WHAT TO WORK ON: Exactly as written, retype the listing below, omitting the pictures.

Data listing
>> Start

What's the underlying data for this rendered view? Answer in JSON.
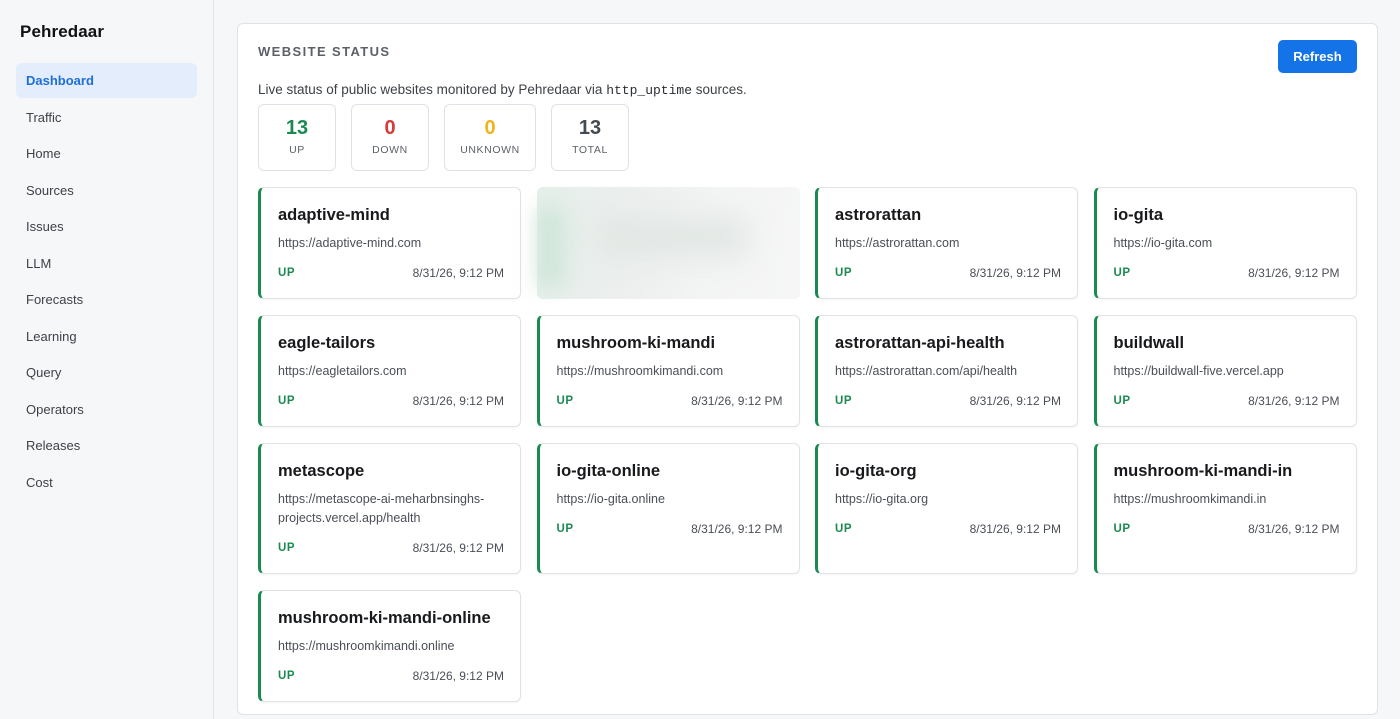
{
  "app": {
    "name": "Pehredaar"
  },
  "sidebar": {
    "items": [
      {
        "label": "Dashboard",
        "active": true
      },
      {
        "label": "Traffic"
      },
      {
        "label": "Home"
      },
      {
        "label": "Sources"
      },
      {
        "label": "Issues"
      },
      {
        "label": "LLM"
      },
      {
        "label": "Forecasts"
      },
      {
        "label": "Learning"
      },
      {
        "label": "Query"
      },
      {
        "label": "Operators"
      },
      {
        "label": "Releases"
      },
      {
        "label": "Cost"
      }
    ]
  },
  "panel": {
    "title": "WEBSITE STATUS",
    "refresh_label": "Refresh",
    "subtitle_before": "Live status of public websites monitored by Pehredaar via ",
    "subtitle_code": "http_uptime",
    "subtitle_after": " sources."
  },
  "summary": [
    {
      "value": "13",
      "label": "UP",
      "color": "#1a8a52"
    },
    {
      "value": "0",
      "label": "DOWN",
      "color": "#d63a3a"
    },
    {
      "value": "0",
      "label": "UNKNOWN",
      "color": "#f0b41c"
    },
    {
      "value": "13",
      "label": "TOTAL",
      "color": "#444a52"
    }
  ],
  "colors": {
    "accent": "#1473e6",
    "up": "#1a8a52",
    "down": "#d63a3a",
    "unknown": "#f0b41c"
  },
  "sites": [
    {
      "name": "adaptive-mind",
      "url": "https://adaptive-mind.com",
      "status": "UP",
      "time": "8/31/26, 9:12 PM"
    },
    {
      "name": "",
      "url": "",
      "status": "",
      "time": "",
      "obscured": true
    },
    {
      "name": "astrorattan",
      "url": "https://astrorattan.com",
      "status": "UP",
      "time": "8/31/26, 9:12 PM"
    },
    {
      "name": "io-gita",
      "url": "https://io-gita.com",
      "status": "UP",
      "time": "8/31/26, 9:12 PM"
    },
    {
      "name": "eagle-tailors",
      "url": "https://eagletailors.com",
      "status": "UP",
      "time": "8/31/26, 9:12 PM"
    },
    {
      "name": "mushroom-ki-mandi",
      "url": "https://mushroomkimandi.com",
      "status": "UP",
      "time": "8/31/26, 9:12 PM"
    },
    {
      "name": "astrorattan-api-health",
      "url": "https://astrorattan.com/api/health",
      "status": "UP",
      "time": "8/31/26, 9:12 PM"
    },
    {
      "name": "buildwall",
      "url": "https://buildwall-five.vercel.app",
      "status": "UP",
      "time": "8/31/26, 9:12 PM"
    },
    {
      "name": "metascope",
      "url": "https://metascope-ai-meharbnsinghs-projects.vercel.app/health",
      "status": "UP",
      "time": "8/31/26, 9:12 PM"
    },
    {
      "name": "io-gita-online",
      "url": "https://io-gita.online",
      "status": "UP",
      "time": "8/31/26, 9:12 PM"
    },
    {
      "name": "io-gita-org",
      "url": "https://io-gita.org",
      "status": "UP",
      "time": "8/31/26, 9:12 PM"
    },
    {
      "name": "mushroom-ki-mandi-in",
      "url": "https://mushroomkimandi.in",
      "status": "UP",
      "time": "8/31/26, 9:12 PM"
    },
    {
      "name": "mushroom-ki-mandi-online",
      "url": "https://mushroomkimandi.online",
      "status": "UP",
      "time": "8/31/26, 9:12 PM"
    }
  ]
}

>> End

OUTPUT OF THE TASK:
What's the underlying data for this rendered view? Answer in JSON.
{
  "app": {
    "name": "Pehredaar"
  },
  "sidebar": {
    "items": [
      {
        "label": "Dashboard",
        "active": true
      },
      {
        "label": "Traffic"
      },
      {
        "label": "Home"
      },
      {
        "label": "Sources"
      },
      {
        "label": "Issues"
      },
      {
        "label": "LLM"
      },
      {
        "label": "Forecasts"
      },
      {
        "label": "Learning"
      },
      {
        "label": "Query"
      },
      {
        "label": "Operators"
      },
      {
        "label": "Releases"
      },
      {
        "label": "Cost"
      }
    ]
  },
  "panel": {
    "title": "WEBSITE STATUS",
    "refresh_label": "Refresh",
    "subtitle_before": "Live status of public websites monitored by Pehredaar via ",
    "subtitle_code": "http_uptime",
    "subtitle_after": " sources."
  },
  "summary": [
    {
      "value": "13",
      "label": "UP",
      "color": "#1a8a52"
    },
    {
      "value": "0",
      "label": "DOWN",
      "color": "#d63a3a"
    },
    {
      "value": "0",
      "label": "UNKNOWN",
      "color": "#f0b41c"
    },
    {
      "value": "13",
      "label": "TOTAL",
      "color": "#444a52"
    }
  ],
  "colors": {
    "accent": "#1473e6",
    "up": "#1a8a52",
    "down": "#d63a3a",
    "unknown": "#f0b41c"
  },
  "sites": [
    {
      "name": "adaptive-mind",
      "url": "https://adaptive-mind.com",
      "status": "UP",
      "time": "8/31/26, 9:12 PM"
    },
    {
      "name": "",
      "url": "",
      "status": "",
      "time": "",
      "obscured": true
    },
    {
      "name": "astrorattan",
      "url": "https://astrorattan.com",
      "status": "UP",
      "time": "8/31/26, 9:12 PM"
    },
    {
      "name": "io-gita",
      "url": "https://io-gita.com",
      "status": "UP",
      "time": "8/31/26, 9:12 PM"
    },
    {
      "name": "eagle-tailors",
      "url": "https://eagletailors.com",
      "status": "UP",
      "time": "8/31/26, 9:12 PM"
    },
    {
      "name": "mushroom-ki-mandi",
      "url": "https://mushroomkimandi.com",
      "status": "UP",
      "time": "8/31/26, 9:12 PM"
    },
    {
      "name": "astrorattan-api-health",
      "url": "https://astrorattan.com/api/health",
      "status": "UP",
      "time": "8/31/26, 9:12 PM"
    },
    {
      "name": "buildwall",
      "url": "https://buildwall-five.vercel.app",
      "status": "UP",
      "time": "8/31/26, 9:12 PM"
    },
    {
      "name": "metascope",
      "url": "https://metascope-ai-meharbnsinghs-projects.vercel.app/health",
      "status": "UP",
      "time": "8/31/26, 9:12 PM"
    },
    {
      "name": "io-gita-online",
      "url": "https://io-gita.online",
      "status": "UP",
      "time": "8/31/26, 9:12 PM"
    },
    {
      "name": "io-gita-org",
      "url": "https://io-gita.org",
      "status": "UP",
      "time": "8/31/26, 9:12 PM"
    },
    {
      "name": "mushroom-ki-mandi-in",
      "url": "https://mushroomkimandi.in",
      "status": "UP",
      "time": "8/31/26, 9:12 PM"
    },
    {
      "name": "mushroom-ki-mandi-online",
      "url": "https://mushroomkimandi.online",
      "status": "UP",
      "time": "8/31/26, 9:12 PM"
    }
  ]
}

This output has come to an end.